__Work to do__. In the material below, list every line carrying the string "December".

__Stored entries__.
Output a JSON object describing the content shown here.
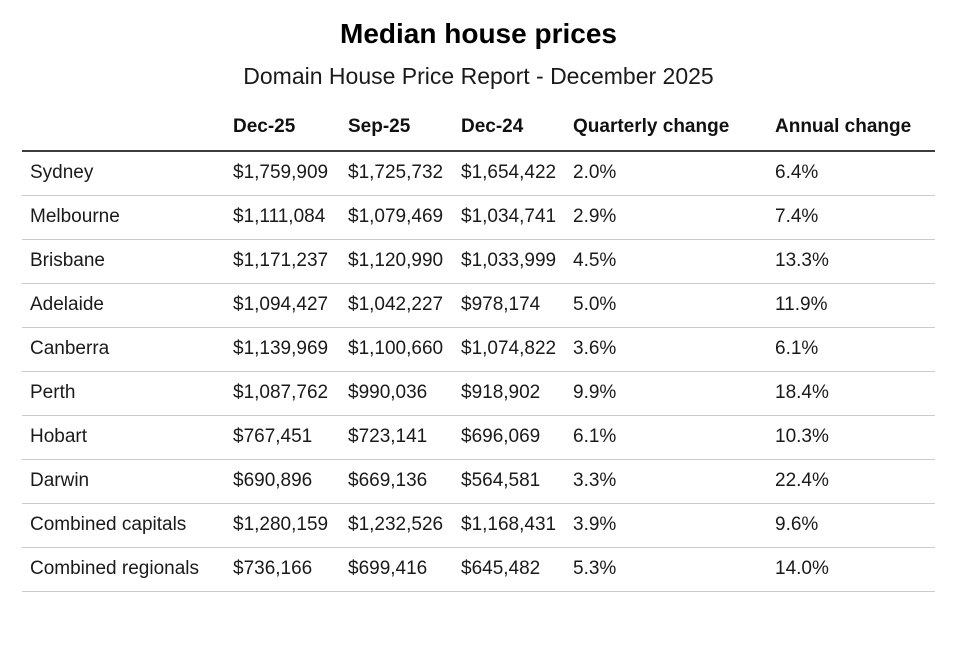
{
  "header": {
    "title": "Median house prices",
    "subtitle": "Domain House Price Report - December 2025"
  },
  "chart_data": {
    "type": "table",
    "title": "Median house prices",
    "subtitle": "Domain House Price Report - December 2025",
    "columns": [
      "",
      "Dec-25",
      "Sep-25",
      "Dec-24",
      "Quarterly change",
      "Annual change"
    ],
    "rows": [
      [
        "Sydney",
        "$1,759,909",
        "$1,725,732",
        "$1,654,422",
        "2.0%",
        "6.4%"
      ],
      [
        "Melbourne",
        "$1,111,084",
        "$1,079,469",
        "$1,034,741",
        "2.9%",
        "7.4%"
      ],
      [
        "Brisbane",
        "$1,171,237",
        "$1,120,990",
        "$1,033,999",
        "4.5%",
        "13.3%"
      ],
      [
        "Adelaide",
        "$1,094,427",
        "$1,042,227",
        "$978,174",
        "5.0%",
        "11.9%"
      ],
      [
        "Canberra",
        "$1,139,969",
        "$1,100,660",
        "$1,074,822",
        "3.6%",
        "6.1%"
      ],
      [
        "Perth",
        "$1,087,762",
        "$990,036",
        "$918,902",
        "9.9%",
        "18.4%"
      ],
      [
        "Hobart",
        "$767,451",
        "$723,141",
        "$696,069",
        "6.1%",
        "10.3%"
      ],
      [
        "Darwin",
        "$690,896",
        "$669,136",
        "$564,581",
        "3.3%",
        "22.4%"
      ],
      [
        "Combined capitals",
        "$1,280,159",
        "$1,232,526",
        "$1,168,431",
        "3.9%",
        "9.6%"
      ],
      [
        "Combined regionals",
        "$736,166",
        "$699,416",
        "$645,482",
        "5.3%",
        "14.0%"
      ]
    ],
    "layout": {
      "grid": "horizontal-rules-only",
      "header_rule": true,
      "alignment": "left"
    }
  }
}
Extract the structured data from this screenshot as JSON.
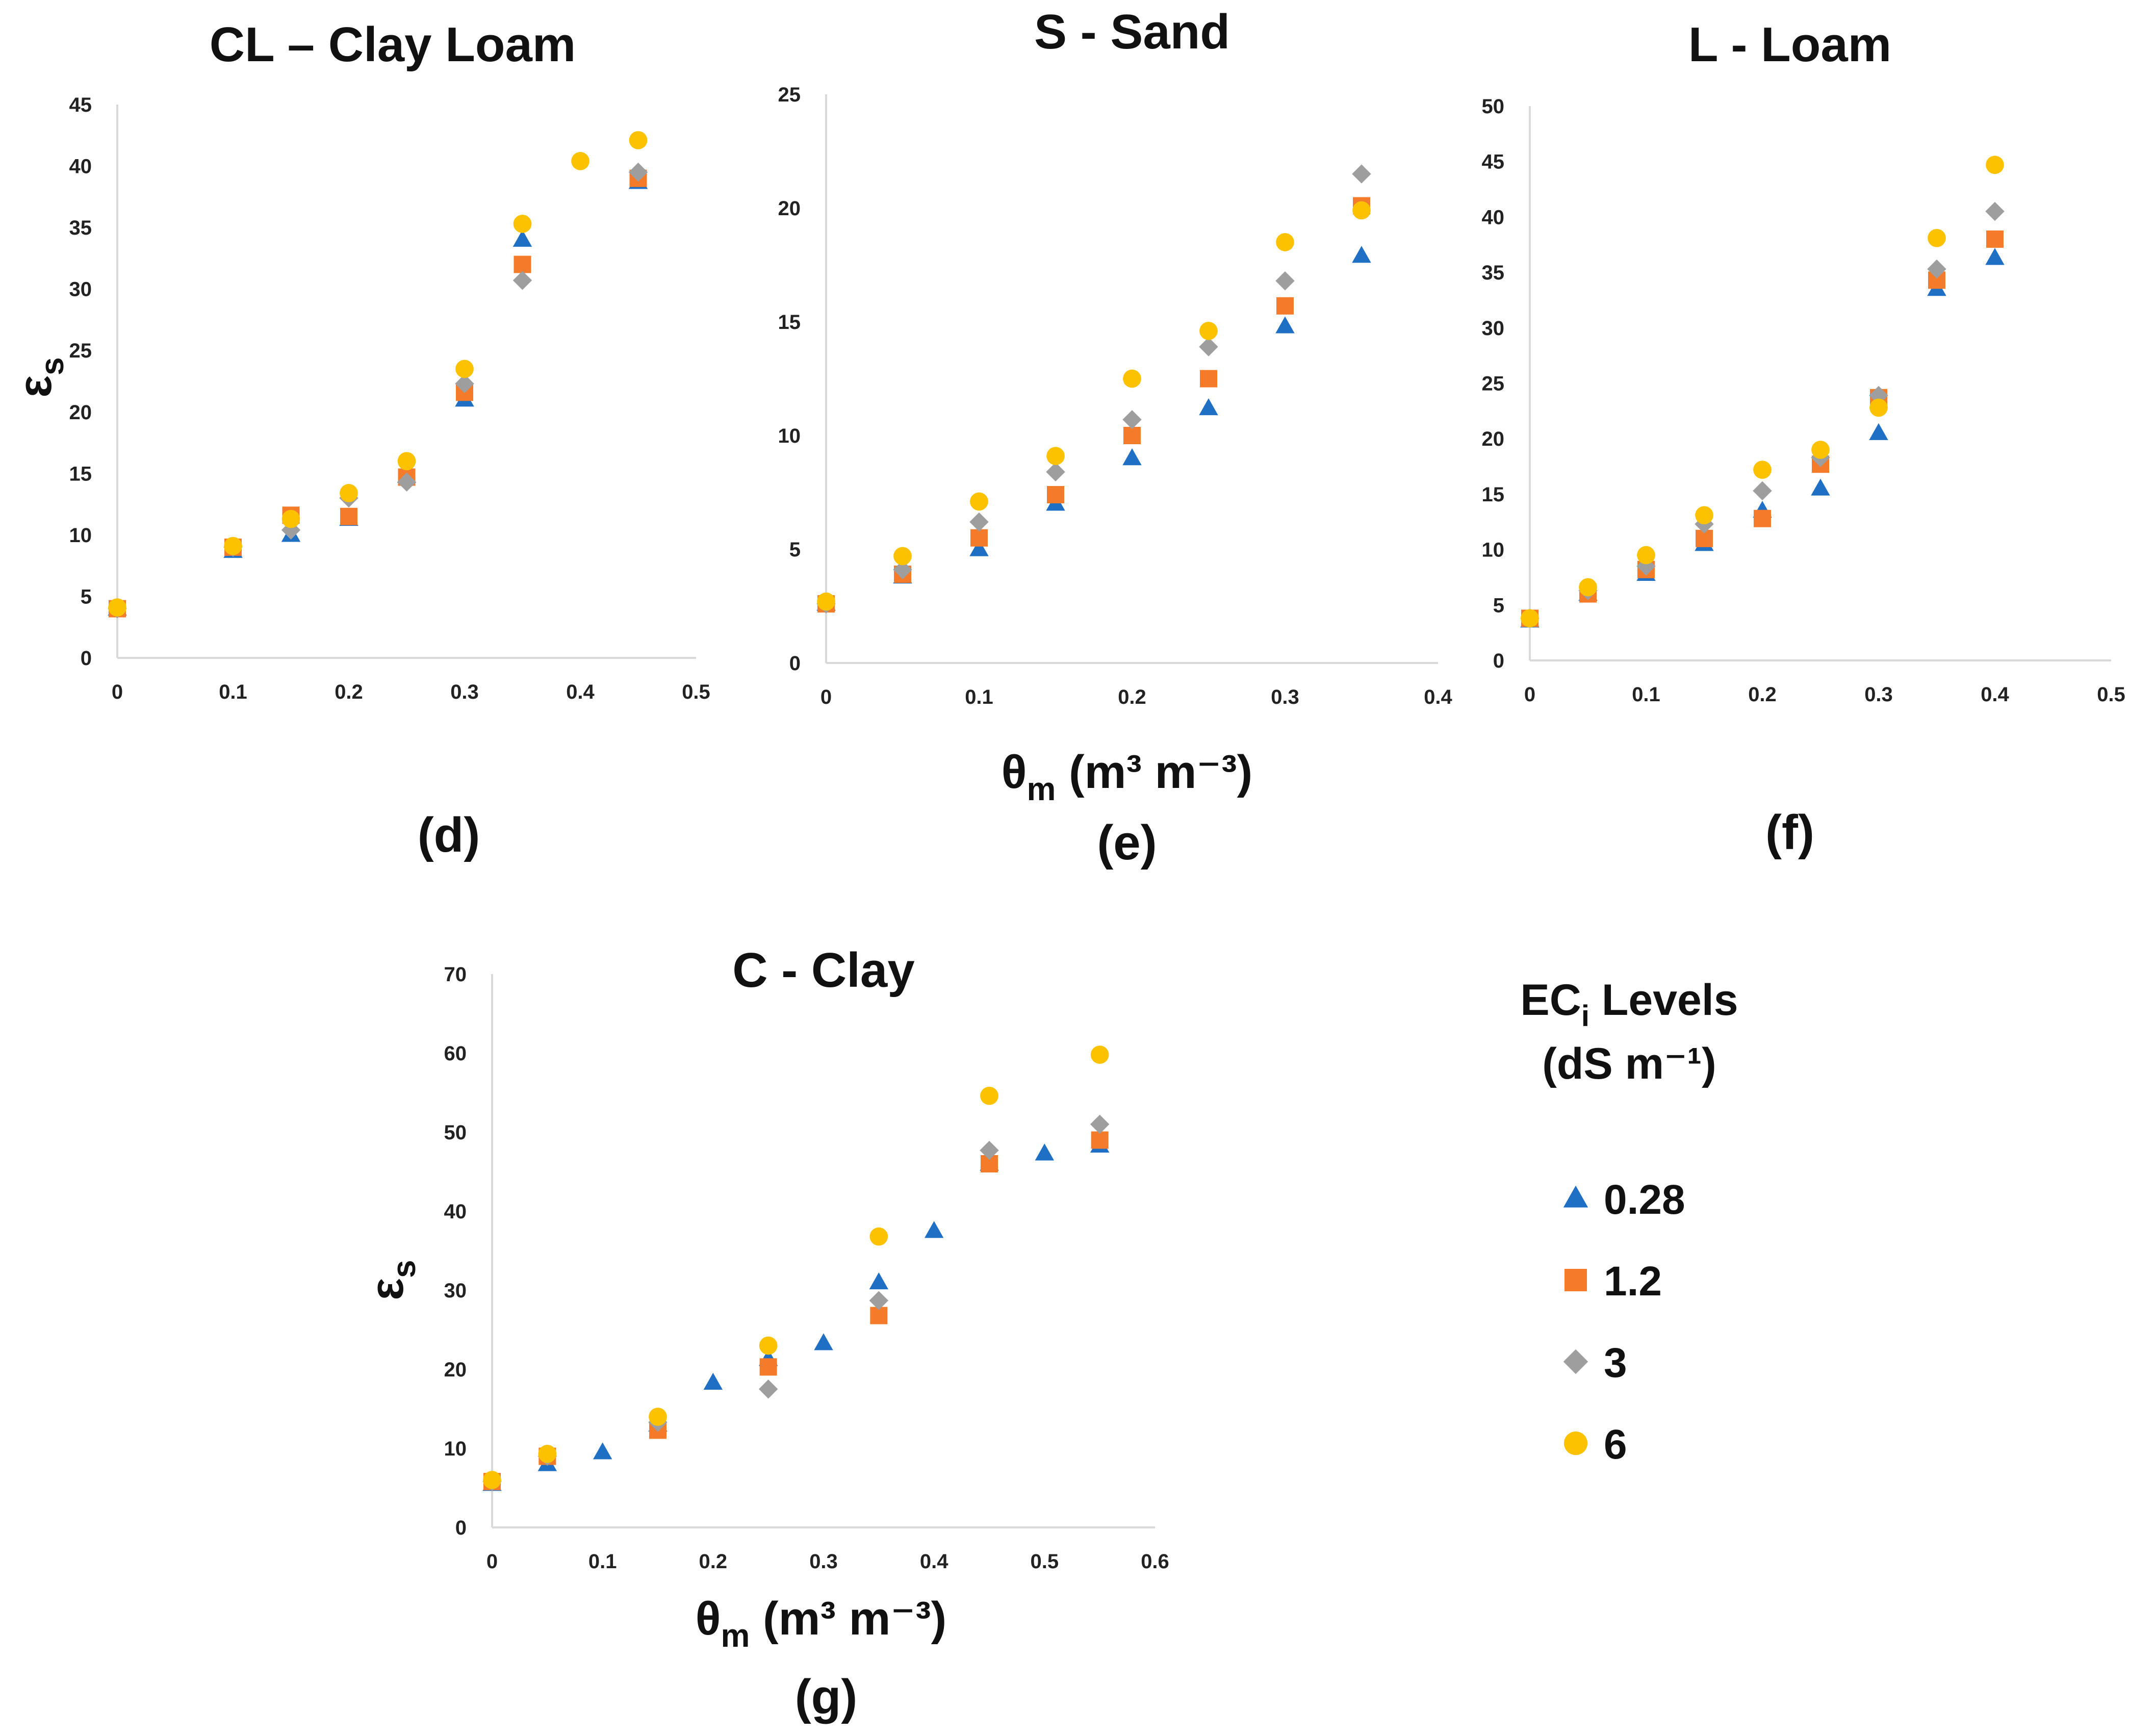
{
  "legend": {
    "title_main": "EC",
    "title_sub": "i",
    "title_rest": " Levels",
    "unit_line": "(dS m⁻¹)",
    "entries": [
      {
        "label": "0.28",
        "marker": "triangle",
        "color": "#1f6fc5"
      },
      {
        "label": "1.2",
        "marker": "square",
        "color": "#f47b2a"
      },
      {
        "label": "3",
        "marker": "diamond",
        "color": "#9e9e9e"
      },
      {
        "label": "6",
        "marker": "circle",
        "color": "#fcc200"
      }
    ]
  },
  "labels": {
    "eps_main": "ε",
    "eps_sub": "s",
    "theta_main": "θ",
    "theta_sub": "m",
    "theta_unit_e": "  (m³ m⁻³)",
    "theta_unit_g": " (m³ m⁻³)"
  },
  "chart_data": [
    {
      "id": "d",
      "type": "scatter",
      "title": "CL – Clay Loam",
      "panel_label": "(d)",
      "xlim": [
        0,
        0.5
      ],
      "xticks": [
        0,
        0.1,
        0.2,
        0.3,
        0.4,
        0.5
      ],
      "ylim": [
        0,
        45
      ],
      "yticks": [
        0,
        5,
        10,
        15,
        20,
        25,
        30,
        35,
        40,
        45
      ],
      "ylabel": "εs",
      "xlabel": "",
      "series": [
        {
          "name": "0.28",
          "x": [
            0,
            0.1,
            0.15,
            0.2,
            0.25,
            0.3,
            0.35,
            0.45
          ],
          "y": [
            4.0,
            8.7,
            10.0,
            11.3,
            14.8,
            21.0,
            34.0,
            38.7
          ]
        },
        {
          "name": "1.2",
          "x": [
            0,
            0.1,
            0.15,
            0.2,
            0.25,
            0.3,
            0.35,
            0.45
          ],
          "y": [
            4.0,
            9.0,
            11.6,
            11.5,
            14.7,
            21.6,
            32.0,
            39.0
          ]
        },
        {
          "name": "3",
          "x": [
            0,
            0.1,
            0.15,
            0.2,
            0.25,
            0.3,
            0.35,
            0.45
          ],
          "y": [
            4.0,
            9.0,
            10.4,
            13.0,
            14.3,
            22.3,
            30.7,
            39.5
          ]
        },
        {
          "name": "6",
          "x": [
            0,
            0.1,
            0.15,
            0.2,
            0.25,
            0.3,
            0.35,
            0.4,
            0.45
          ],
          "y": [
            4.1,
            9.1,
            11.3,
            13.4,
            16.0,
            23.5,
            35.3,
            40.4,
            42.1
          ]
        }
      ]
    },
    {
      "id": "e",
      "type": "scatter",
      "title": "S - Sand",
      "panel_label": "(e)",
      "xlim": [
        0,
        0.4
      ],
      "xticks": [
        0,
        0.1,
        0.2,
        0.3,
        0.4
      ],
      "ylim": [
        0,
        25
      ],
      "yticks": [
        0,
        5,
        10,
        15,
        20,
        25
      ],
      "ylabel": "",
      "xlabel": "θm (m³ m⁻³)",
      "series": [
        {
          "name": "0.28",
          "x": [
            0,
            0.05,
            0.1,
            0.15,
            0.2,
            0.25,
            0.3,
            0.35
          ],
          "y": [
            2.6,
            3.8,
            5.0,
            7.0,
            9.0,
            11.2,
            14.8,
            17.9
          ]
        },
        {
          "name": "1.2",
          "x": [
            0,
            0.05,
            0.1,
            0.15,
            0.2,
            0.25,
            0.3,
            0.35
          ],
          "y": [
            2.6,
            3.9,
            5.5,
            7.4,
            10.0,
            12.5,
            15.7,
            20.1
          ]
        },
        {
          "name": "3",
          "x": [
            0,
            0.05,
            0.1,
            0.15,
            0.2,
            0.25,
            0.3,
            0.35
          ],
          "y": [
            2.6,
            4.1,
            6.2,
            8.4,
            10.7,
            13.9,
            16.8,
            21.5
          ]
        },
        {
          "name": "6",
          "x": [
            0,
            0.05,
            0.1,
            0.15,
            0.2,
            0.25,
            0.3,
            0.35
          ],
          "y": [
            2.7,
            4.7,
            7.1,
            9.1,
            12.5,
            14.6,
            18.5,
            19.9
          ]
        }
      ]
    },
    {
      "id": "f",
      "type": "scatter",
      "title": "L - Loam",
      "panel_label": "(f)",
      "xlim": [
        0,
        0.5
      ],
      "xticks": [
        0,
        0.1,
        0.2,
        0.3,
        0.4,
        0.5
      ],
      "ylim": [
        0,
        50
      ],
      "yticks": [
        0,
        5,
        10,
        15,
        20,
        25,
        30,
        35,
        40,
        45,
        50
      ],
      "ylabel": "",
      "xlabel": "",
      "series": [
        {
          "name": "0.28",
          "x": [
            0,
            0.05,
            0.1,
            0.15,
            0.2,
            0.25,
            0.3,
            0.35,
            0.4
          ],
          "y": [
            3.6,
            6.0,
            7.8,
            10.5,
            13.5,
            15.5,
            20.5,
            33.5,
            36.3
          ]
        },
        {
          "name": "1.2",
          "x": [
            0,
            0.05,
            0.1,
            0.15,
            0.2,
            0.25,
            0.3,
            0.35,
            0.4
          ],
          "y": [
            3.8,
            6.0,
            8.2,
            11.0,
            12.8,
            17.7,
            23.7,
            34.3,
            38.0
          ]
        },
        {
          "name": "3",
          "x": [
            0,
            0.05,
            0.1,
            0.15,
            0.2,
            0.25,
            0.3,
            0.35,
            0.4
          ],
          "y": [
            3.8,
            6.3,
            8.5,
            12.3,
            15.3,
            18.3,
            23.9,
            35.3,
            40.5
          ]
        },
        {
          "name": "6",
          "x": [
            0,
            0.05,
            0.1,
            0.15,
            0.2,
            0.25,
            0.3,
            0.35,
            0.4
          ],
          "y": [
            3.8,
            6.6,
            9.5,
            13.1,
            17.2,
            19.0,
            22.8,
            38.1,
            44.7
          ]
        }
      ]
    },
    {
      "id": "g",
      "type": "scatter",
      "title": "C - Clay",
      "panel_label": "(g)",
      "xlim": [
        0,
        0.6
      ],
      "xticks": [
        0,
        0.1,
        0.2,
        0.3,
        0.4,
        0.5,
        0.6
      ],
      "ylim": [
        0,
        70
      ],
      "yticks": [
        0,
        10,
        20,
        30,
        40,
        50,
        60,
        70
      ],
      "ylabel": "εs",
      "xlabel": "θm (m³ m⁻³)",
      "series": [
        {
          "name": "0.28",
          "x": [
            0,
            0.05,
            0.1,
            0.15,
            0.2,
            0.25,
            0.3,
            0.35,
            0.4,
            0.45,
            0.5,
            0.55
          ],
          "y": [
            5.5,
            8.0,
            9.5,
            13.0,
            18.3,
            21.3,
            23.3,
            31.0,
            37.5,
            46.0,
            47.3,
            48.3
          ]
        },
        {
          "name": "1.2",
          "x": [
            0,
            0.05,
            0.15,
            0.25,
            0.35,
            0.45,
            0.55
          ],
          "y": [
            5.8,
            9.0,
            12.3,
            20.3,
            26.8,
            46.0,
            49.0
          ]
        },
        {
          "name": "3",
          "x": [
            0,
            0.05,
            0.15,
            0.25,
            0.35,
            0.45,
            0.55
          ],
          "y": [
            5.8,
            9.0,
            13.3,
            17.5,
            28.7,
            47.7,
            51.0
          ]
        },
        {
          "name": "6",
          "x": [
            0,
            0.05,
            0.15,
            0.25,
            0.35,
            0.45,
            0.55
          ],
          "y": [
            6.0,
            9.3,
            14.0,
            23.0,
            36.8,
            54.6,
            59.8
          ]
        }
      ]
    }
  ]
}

--

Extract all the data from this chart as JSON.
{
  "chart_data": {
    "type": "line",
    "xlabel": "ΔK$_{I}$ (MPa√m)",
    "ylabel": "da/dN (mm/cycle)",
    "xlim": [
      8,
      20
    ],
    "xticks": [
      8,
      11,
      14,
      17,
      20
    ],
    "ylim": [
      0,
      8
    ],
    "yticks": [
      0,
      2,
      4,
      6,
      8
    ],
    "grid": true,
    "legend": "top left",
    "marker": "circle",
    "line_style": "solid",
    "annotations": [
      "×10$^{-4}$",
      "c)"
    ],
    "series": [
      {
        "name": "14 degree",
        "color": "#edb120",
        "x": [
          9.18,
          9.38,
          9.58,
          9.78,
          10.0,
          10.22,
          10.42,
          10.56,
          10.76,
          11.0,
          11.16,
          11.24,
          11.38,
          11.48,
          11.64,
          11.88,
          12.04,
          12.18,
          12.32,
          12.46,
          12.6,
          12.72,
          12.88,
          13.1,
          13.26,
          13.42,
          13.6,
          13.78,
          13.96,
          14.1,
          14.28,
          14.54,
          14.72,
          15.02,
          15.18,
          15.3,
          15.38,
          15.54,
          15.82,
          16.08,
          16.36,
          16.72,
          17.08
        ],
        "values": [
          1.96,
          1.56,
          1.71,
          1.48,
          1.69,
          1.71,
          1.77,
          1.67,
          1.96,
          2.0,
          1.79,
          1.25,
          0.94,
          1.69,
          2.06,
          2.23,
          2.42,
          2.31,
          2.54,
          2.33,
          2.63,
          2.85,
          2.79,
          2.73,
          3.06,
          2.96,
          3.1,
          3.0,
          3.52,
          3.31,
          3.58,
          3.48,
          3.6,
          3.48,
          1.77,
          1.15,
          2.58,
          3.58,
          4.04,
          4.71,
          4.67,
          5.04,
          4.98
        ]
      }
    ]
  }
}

__Completed task__.
    "subtitle": "Domain House Price Report - December 2025"
    "subtitle": "Domain House Price Report - December 2025",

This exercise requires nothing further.